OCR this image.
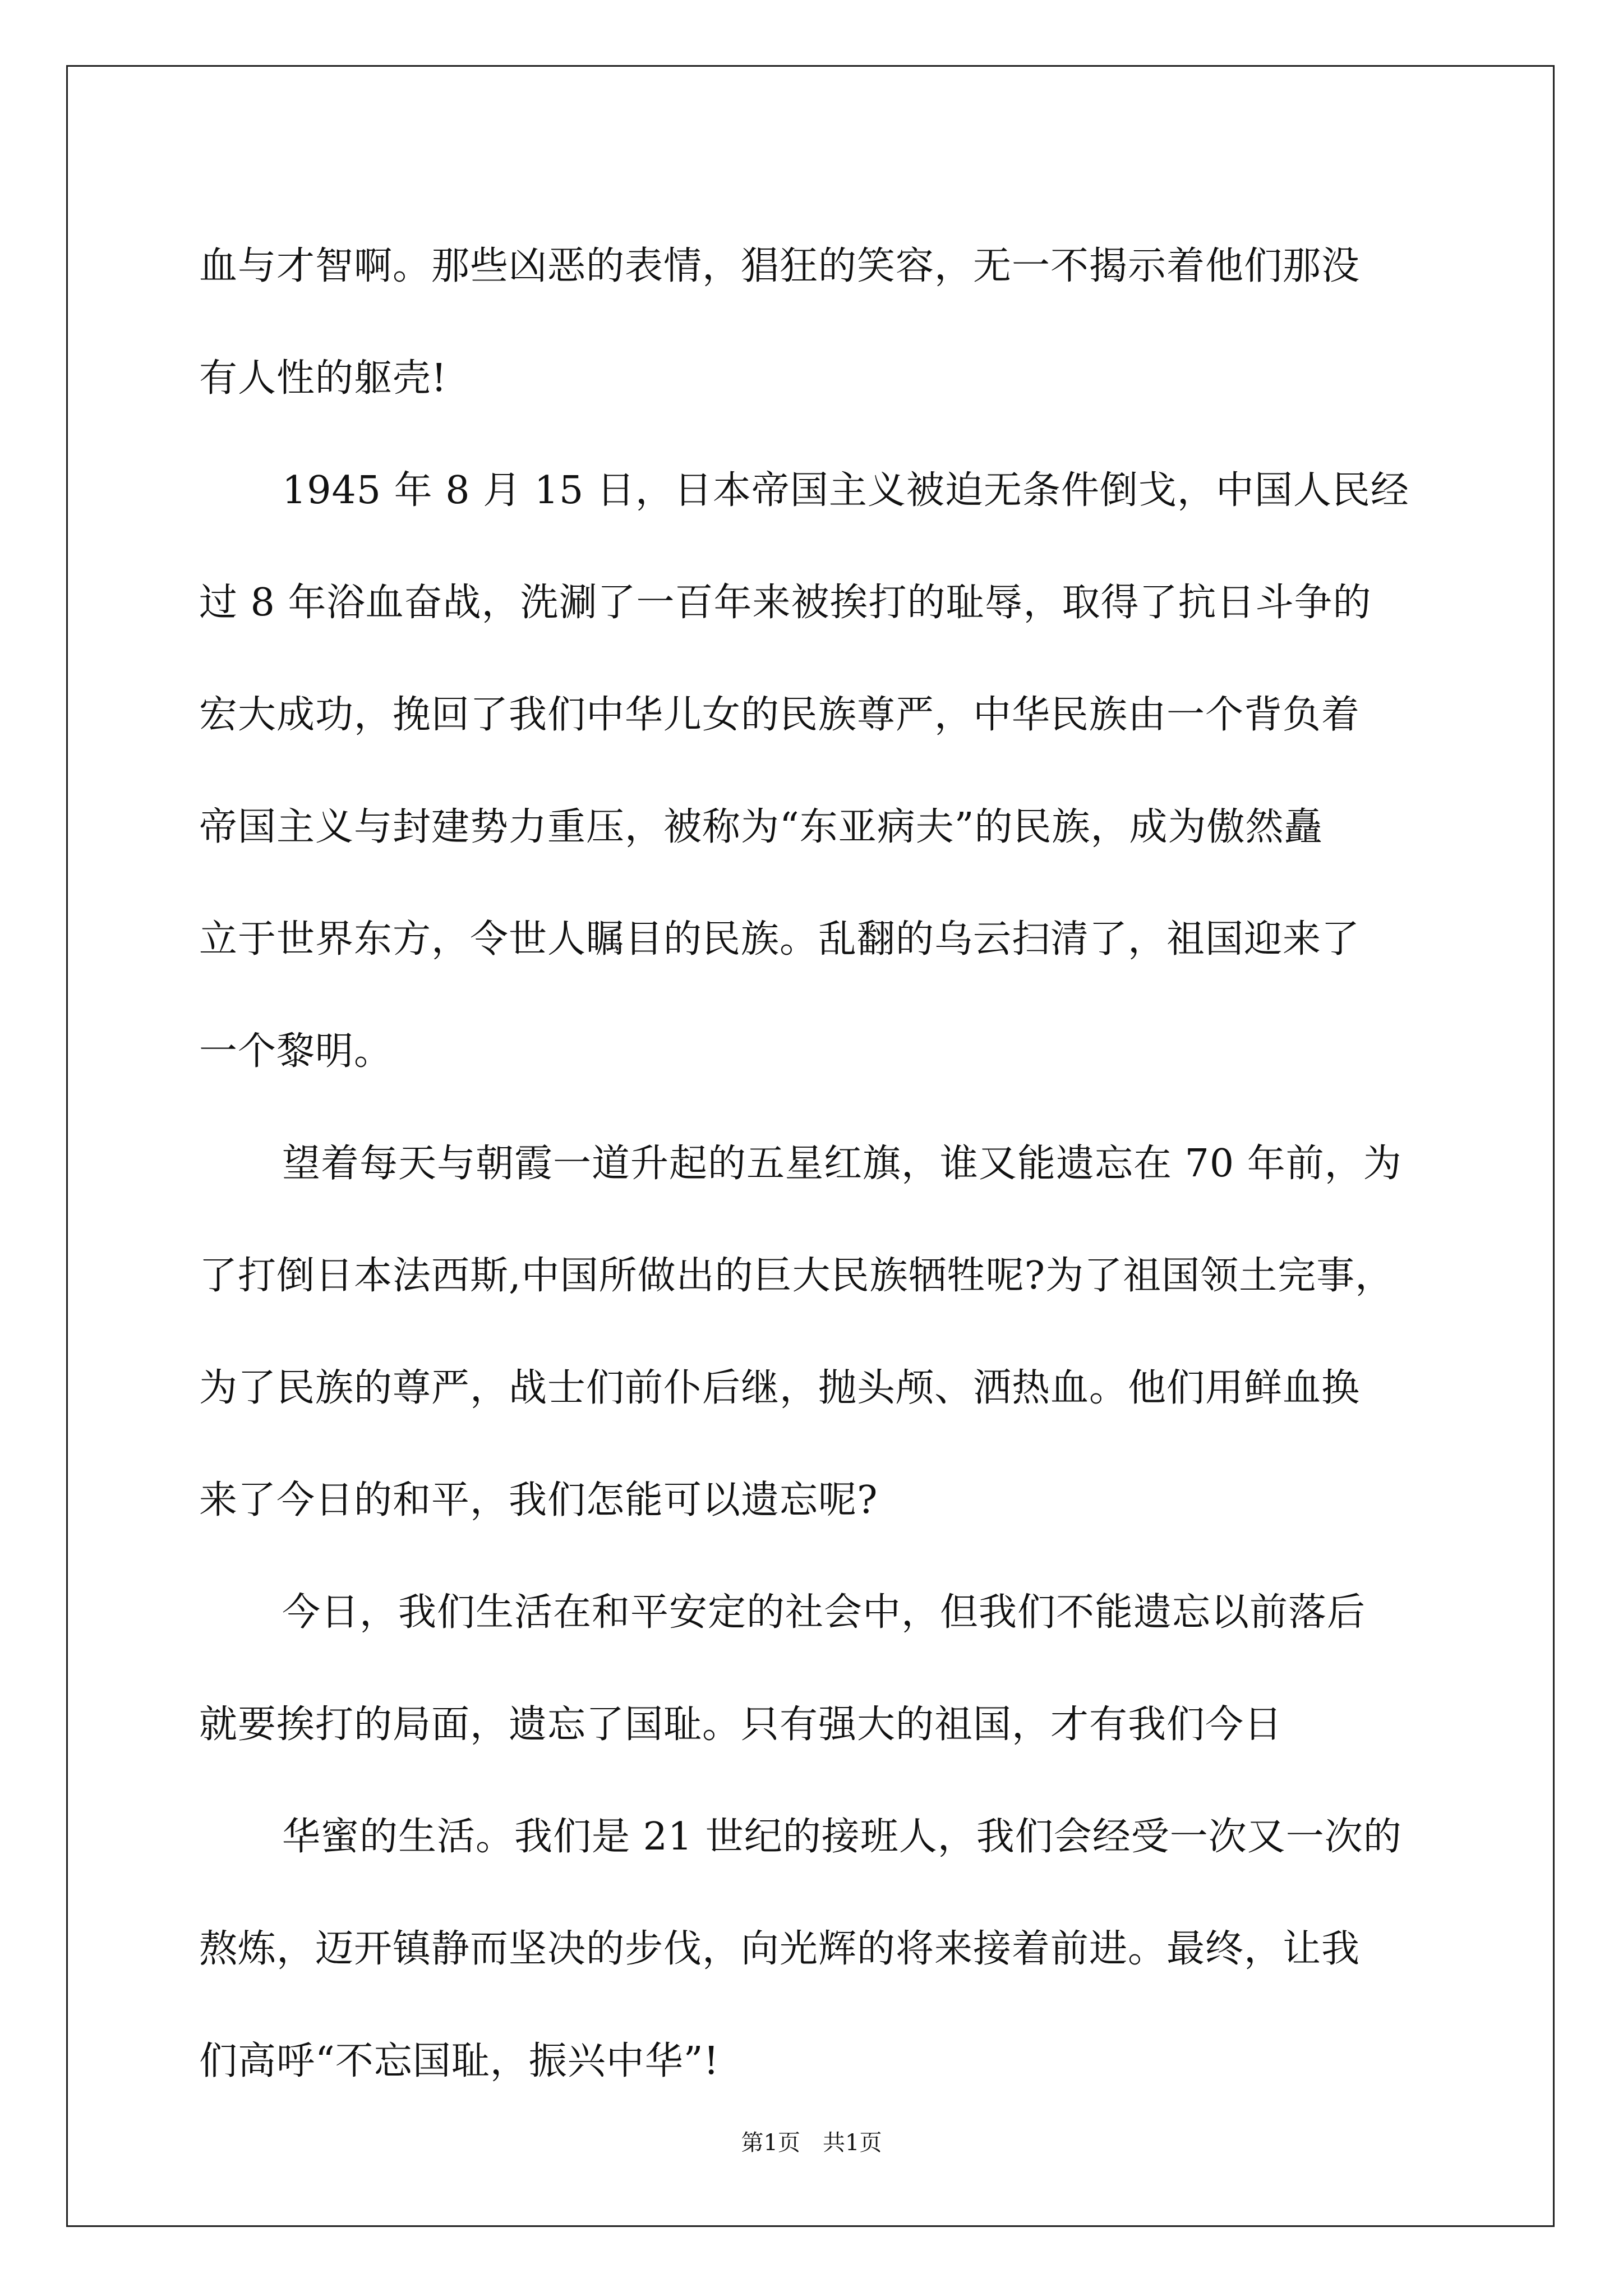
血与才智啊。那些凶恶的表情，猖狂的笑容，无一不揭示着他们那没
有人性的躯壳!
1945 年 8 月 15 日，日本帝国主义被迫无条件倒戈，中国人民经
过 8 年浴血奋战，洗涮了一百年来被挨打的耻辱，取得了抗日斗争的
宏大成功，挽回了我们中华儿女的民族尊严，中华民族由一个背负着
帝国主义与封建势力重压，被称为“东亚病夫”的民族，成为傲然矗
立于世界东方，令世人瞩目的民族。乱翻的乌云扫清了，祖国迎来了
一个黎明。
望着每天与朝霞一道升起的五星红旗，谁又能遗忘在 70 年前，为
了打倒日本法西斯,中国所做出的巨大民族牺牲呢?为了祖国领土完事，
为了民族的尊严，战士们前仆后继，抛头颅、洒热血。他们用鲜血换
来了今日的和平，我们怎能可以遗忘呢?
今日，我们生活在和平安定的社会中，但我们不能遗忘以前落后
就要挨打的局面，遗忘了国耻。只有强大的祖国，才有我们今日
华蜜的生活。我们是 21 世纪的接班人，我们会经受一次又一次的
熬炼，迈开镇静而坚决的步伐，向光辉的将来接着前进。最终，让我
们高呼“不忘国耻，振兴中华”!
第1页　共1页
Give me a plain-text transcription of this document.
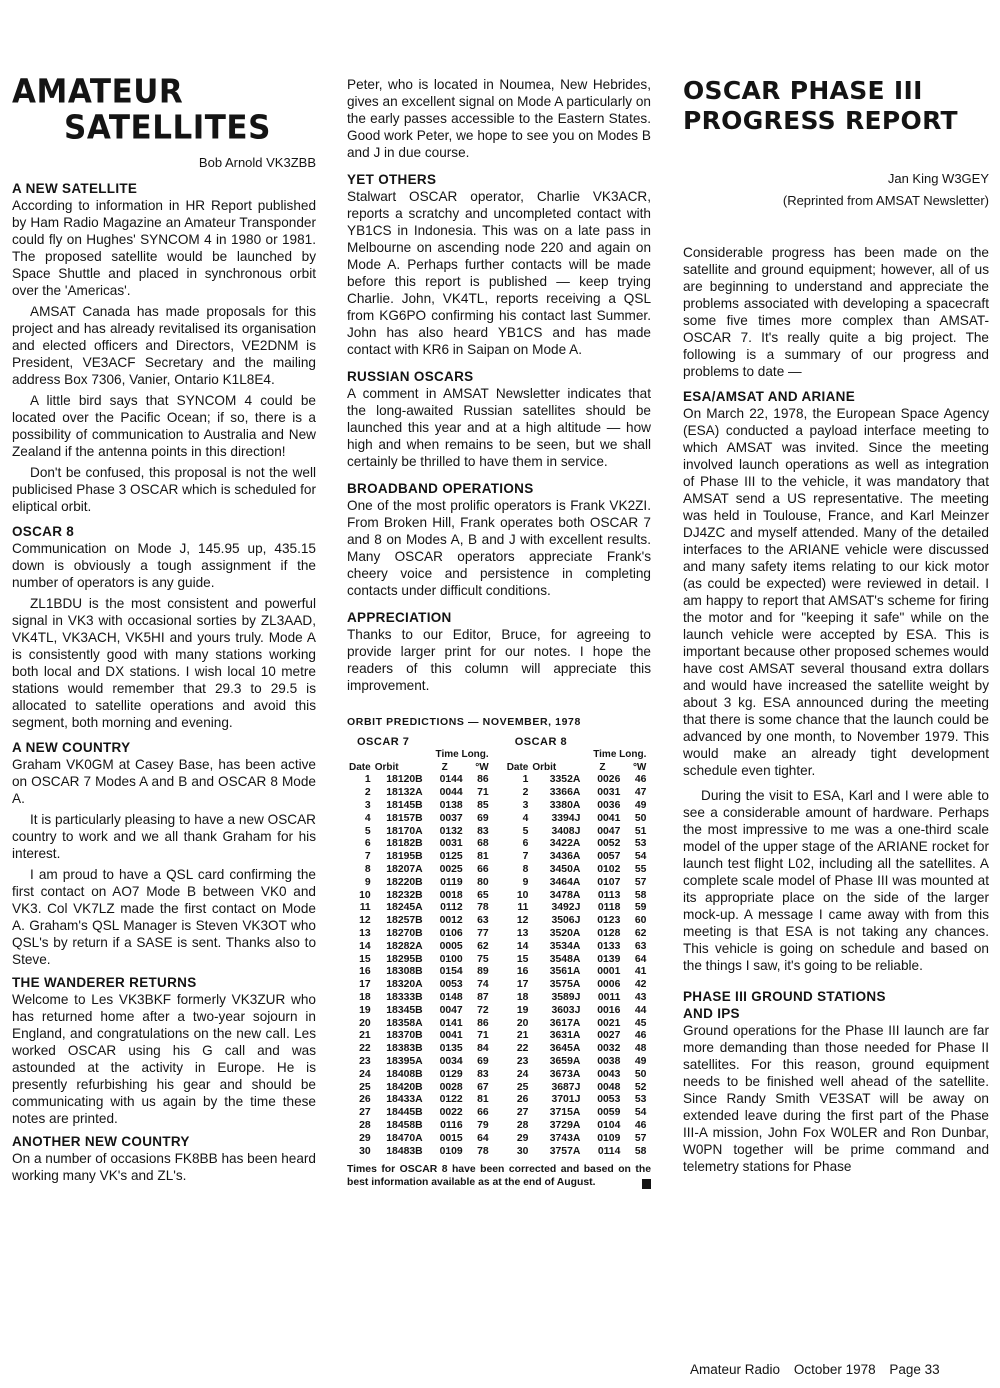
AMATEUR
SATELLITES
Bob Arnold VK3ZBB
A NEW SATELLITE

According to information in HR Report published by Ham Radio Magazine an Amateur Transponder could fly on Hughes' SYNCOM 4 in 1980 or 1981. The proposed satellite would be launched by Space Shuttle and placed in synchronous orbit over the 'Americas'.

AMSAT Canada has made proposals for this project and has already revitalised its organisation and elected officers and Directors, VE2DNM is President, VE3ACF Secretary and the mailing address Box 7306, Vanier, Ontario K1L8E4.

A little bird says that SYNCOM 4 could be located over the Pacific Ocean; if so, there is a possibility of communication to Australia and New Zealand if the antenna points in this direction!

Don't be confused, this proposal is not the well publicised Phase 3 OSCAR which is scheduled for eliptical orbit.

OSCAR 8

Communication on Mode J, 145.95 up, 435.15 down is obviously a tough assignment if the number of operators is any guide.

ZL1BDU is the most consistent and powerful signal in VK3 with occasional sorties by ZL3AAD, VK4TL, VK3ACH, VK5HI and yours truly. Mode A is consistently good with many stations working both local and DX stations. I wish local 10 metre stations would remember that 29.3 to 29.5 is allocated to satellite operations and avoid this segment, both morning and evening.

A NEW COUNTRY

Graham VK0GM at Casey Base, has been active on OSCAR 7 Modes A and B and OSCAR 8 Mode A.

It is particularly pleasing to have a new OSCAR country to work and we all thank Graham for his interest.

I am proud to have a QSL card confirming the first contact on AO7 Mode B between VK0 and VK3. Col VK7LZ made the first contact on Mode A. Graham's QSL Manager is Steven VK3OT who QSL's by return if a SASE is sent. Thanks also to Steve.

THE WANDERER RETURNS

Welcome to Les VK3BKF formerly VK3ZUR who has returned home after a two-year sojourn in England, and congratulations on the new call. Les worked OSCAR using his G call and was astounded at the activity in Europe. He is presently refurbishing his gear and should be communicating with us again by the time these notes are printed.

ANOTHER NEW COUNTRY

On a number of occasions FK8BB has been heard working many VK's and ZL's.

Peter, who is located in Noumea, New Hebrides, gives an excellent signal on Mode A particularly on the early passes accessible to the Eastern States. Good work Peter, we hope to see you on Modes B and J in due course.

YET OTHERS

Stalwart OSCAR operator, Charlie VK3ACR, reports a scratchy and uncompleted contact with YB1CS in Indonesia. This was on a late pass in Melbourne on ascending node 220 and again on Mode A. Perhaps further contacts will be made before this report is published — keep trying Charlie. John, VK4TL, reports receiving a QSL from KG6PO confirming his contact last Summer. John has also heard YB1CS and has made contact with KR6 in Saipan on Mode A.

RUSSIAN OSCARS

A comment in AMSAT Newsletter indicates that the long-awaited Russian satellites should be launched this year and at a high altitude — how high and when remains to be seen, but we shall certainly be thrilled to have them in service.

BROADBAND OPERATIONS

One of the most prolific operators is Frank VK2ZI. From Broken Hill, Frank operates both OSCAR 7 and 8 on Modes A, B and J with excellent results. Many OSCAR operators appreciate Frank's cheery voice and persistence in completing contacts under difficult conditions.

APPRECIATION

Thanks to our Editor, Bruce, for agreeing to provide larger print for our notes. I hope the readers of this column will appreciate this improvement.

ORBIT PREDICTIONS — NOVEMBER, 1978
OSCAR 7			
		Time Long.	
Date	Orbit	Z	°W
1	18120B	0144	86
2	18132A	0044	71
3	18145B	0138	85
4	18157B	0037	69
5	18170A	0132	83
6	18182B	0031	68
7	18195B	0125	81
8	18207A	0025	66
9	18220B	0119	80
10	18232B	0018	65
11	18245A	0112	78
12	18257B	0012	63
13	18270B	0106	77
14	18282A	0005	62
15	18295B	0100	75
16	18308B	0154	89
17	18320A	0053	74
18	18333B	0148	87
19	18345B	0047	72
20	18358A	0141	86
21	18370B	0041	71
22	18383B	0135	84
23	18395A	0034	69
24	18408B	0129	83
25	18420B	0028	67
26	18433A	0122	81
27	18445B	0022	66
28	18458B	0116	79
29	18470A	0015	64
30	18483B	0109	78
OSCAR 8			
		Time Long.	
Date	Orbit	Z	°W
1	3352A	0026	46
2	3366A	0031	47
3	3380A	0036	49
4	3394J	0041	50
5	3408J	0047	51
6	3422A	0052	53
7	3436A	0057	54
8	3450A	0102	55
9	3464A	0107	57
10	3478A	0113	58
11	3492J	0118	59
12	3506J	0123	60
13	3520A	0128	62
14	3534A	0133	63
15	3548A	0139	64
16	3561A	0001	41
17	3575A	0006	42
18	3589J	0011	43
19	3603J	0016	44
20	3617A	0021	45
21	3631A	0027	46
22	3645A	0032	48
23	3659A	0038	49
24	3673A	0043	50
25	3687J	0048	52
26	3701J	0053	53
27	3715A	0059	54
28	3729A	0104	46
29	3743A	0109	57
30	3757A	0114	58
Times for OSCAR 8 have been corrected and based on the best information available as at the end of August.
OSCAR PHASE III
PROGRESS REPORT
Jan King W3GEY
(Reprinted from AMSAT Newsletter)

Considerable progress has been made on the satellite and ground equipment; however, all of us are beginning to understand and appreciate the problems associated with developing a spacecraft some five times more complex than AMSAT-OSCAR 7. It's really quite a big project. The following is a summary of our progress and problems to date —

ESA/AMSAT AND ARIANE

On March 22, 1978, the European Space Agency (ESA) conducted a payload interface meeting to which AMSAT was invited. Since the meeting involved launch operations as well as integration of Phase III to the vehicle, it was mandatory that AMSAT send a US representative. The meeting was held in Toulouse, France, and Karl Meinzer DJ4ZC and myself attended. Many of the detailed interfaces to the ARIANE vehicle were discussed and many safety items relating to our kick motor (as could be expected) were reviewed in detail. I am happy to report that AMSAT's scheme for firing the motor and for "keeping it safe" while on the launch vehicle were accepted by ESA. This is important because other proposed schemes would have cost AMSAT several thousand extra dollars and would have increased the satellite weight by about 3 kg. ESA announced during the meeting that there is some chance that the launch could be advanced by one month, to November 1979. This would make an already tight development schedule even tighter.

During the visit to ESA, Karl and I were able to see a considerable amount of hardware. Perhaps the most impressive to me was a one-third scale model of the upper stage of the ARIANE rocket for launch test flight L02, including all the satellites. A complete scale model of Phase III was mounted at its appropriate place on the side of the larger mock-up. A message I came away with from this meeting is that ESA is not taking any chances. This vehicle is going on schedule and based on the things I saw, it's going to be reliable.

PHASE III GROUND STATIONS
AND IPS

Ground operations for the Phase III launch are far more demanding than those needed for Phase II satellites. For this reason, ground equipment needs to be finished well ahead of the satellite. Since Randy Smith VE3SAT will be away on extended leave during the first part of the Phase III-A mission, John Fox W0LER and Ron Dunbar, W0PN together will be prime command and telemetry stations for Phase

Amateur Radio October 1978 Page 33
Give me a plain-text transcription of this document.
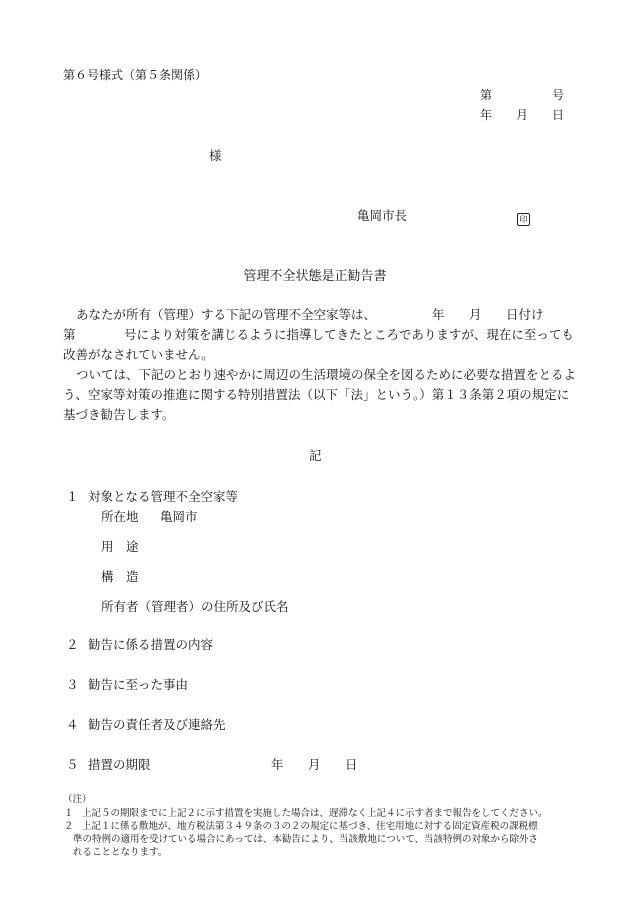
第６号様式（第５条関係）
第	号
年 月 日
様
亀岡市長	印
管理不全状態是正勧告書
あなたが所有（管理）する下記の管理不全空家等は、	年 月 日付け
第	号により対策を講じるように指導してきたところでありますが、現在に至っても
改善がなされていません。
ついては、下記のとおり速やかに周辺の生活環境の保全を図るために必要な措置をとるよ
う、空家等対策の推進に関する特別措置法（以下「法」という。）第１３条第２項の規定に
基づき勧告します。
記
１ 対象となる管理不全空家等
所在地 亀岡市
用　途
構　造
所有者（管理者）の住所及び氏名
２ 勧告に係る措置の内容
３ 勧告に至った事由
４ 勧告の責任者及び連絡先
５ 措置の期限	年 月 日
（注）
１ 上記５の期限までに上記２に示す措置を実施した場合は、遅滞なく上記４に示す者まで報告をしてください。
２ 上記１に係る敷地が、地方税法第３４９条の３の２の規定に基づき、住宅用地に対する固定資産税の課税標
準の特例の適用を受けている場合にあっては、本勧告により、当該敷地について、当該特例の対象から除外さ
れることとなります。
^^^^^^^^^^^^^^^^
Description of the task: List the lines of the material in which the word "heard" occurs.

The solution:
On a number of occasions FK8BB has been heard working many VK's and ZL's.
Stalwart OSCAR operator, Charlie VK3ACR, reports a scratchy and uncompleted contact with YB1CS in Indonesia. This was on a late pass in Melbourne on ascending node 220 and again on Mode A. Perhaps further contacts will be made before this report is published — keep trying Charlie. John, VK4TL, reports receiving a QSL from KG6PO confirming his contact last Summer. John has also heard YB1CS and has made contact with KR6 in Saipan on Mode A.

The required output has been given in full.